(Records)
┌────────

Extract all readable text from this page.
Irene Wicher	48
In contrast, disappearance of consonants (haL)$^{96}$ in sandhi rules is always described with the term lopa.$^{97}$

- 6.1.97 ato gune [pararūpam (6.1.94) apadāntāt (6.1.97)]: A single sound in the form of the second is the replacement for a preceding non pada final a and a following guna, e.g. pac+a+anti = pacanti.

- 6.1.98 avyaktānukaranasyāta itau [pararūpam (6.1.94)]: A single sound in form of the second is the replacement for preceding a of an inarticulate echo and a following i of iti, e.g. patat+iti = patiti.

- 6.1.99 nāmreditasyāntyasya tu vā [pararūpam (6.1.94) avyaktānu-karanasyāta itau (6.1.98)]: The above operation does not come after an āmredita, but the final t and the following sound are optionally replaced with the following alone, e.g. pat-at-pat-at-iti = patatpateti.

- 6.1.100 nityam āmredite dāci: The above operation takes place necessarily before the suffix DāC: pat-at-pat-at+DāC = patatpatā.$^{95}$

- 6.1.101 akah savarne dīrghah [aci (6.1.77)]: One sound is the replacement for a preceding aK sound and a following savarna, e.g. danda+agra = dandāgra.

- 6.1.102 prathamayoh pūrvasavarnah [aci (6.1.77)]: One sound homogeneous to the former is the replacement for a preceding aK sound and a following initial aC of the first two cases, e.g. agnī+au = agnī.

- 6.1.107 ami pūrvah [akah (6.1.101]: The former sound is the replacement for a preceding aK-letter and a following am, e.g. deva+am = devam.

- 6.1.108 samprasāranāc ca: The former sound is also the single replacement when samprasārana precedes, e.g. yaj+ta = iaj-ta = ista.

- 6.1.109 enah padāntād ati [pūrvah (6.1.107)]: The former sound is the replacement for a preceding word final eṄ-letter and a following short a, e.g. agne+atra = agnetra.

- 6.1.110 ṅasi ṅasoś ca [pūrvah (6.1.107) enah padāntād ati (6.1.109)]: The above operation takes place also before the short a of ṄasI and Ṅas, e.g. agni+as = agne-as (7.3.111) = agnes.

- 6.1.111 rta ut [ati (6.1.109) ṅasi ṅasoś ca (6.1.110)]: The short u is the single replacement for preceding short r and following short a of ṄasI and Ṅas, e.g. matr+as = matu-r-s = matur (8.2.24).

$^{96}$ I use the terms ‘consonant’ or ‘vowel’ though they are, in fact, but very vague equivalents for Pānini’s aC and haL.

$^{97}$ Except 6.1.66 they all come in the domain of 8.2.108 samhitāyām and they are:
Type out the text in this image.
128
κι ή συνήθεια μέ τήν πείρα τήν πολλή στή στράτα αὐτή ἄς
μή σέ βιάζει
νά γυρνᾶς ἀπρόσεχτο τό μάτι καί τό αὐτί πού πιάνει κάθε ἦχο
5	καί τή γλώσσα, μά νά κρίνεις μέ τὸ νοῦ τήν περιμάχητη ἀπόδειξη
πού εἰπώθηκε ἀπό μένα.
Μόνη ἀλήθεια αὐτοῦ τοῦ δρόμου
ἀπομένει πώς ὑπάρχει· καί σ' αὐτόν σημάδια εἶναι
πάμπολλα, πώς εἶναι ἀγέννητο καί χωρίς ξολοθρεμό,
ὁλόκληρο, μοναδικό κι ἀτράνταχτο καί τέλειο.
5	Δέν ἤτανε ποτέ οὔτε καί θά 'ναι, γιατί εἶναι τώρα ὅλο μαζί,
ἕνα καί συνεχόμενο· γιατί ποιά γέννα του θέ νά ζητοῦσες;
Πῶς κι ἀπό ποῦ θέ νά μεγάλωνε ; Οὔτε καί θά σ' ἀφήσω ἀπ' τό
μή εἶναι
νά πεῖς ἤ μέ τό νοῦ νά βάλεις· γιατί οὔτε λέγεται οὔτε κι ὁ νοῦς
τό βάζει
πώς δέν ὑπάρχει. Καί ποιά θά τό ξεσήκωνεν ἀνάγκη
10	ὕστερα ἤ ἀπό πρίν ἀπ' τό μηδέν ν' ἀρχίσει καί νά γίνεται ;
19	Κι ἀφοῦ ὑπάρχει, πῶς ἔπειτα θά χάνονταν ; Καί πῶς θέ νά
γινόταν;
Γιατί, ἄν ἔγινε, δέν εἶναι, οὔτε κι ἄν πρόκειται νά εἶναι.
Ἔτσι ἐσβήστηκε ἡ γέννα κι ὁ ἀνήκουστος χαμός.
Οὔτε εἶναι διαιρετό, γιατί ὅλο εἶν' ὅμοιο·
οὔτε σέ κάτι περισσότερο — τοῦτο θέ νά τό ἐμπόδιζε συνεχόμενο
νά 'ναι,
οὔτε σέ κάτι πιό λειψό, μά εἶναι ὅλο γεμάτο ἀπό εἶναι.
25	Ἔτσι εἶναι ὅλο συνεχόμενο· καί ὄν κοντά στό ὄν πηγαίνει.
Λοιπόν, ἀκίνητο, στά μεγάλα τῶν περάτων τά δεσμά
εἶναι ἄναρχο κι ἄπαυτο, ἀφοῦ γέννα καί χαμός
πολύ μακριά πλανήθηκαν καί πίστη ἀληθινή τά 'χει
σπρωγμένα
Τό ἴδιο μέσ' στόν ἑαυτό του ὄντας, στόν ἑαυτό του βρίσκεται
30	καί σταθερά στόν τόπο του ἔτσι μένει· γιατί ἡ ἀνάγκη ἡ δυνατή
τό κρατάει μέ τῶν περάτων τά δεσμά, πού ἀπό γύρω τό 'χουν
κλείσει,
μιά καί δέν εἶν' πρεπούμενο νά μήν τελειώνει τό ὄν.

└────────

- _What is expected_
Extract the entries above verbatim.

- _Task solution_
Extract all readable text from this page.
Irene Wicher	48
In contrast, disappearance of consonants (haL)$^{96}$ in sandhi rules is always described with the term lopa.$^{97}$

- 6.1.97 ato gune [pararūpam (6.1.94) apadāntāt (6.1.97)]: A single sound in the form of the second is the replacement for a preceding non pada final a and a following guna, e.g. pac+a+anti = pacanti.

- 6.1.98 avyaktānukaranasyāta itau [pararūpam (6.1.94)]: A single sound in form of the second is the replacement for preceding a of an inarticulate echo and a following i of iti, e.g. patat+iti = patiti.

- 6.1.99 nāmreditasyāntyasya tu vā [pararūpam (6.1.94) avyaktānu-karanasyāta itau (6.1.98)]: The above operation does not come after an āmredita, but the final t and the following sound are optionally replaced with the following alone, e.g. pat-at-pat-at-iti = patatpateti.

- 6.1.100 nityam āmredite dāci: The above operation takes place necessarily before the suffix DāC: pat-at-pat-at+DāC = patatpatā.$^{95}$

- 6.1.101 akah savarne dīrghah [aci (6.1.77)]: One sound is the replacement for a preceding aK sound and a following savarna, e.g. danda+agra = dandāgra.

- 6.1.102 prathamayoh pūrvasavarnah [aci (6.1.77)]: One sound homogeneous to the former is the replacement for a preceding aK sound and a following initial aC of the first two cases, e.g. agnī+au = agnī.

- 6.1.107 ami pūrvah [akah (6.1.101]: The former sound is the replacement for a preceding aK-letter and a following am, e.g. deva+am = devam.

- 6.1.108 samprasāranāc ca: The former sound is also the single replacement when samprasārana precedes, e.g. yaj+ta = iaj-ta = ista.

- 6.1.109 enah padāntād ati [pūrvah (6.1.107)]: The former sound is the replacement for a preceding word final eṄ-letter and a following short a, e.g. agne+atra = agnetra.

- 6.1.110 ṅasi ṅasoś ca [pūrvah (6.1.107) enah padāntād ati (6.1.109)]: The above operation takes place also before the short a of ṄasI and Ṅas, e.g. agni+as = agne-as (7.3.111) = agnes.

- 6.1.111 rta ut [ati (6.1.109) ṅasi ṅasoś ca (6.1.110)]: The short u is the single replacement for preceding short r and following short a of ṄasI and Ṅas, e.g. matr+as = matu-r-s = matur (8.2.24).

$^{96}$ I use the terms ‘consonant’ or ‘vowel’ though they are, in fact, but very vague equivalents for Pānini’s aC and haL.

$^{97}$ Except 6.1.66 they all come in the domain of 8.2.108 samhitāyām and they are:
Type out the text in this image.
128
κι ή συνήθεια μέ τήν πείρα τήν πολλή στή στράτα αὐτή ἄς
μή σέ βιάζει
νά γυρνᾶς ἀπρόσεχτο τό μάτι καί τό αὐτί πού πιάνει κάθε ἦχο
5	καί τή γλώσσα, μά νά κρίνεις μέ τὸ νοῦ τήν περιμάχητη ἀπόδειξη
πού εἰπώθηκε ἀπό μένα.
Μόνη ἀλήθεια αὐτοῦ τοῦ δρόμου
ἀπομένει πώς ὑπάρχει· καί σ' αὐτόν σημάδια εἶναι
πάμπολλα, πώς εἶναι ἀγέννητο καί χωρίς ξολοθρεμό,
ὁλόκληρο, μοναδικό κι ἀτράνταχτο καί τέλειο.
5	Δέν ἤτανε ποτέ οὔτε καί θά 'ναι, γιατί εἶναι τώρα ὅλο μαζί,
ἕνα καί συνεχόμενο· γιατί ποιά γέννα του θέ νά ζητοῦσες;
Πῶς κι ἀπό ποῦ θέ νά μεγάλωνε ; Οὔτε καί θά σ' ἀφήσω ἀπ' τό
μή εἶναι
νά πεῖς ἤ μέ τό νοῦ νά βάλεις· γιατί οὔτε λέγεται οὔτε κι ὁ νοῦς
τό βάζει
πώς δέν ὑπάρχει. Καί ποιά θά τό ξεσήκωνεν ἀνάγκη
10	ὕστερα ἤ ἀπό πρίν ἀπ' τό μηδέν ν' ἀρχίσει καί νά γίνεται ;
19	Κι ἀφοῦ ὑπάρχει, πῶς ἔπειτα θά χάνονταν ; Καί πῶς θέ νά
γινόταν;
Γιατί, ἄν ἔγινε, δέν εἶναι, οὔτε κι ἄν πρόκειται νά εἶναι.
Ἔτσι ἐσβήστηκε ἡ γέννα κι ὁ ἀνήκουστος χαμός.
Οὔτε εἶναι διαιρετό, γιατί ὅλο εἶν' ὅμοιο·
οὔτε σέ κάτι περισσότερο — τοῦτο θέ νά τό ἐμπόδιζε συνεχόμενο
νά 'ναι,
οὔτε σέ κάτι πιό λειψό, μά εἶναι ὅλο γεμάτο ἀπό εἶναι.
25	Ἔτσι εἶναι ὅλο συνεχόμενο· καί ὄν κοντά στό ὄν πηγαίνει.
Λοιπόν, ἀκίνητο, στά μεγάλα τῶν περάτων τά δεσμά
εἶναι ἄναρχο κι ἄπαυτο, ἀφοῦ γέννα καί χαμός
πολύ μακριά πλανήθηκαν καί πίστη ἀληθινή τά 'χει
σπρωγμένα
Τό ἴδιο μέσ' στόν ἑαυτό του ὄντας, στόν ἑαυτό του βρίσκεται
30	καί σταθερά στόν τόπο του ἔτσι μένει· γιατί ἡ ἀνάγκη ἡ δυνατή
τό κρατάει μέ τῶν περάτων τά δεσμά, πού ἀπό γύρω τό 'χουν
κλείσει,
μιά καί δέν εἶν' πρεπούμενο νά μήν τελειώνει τό ὄν.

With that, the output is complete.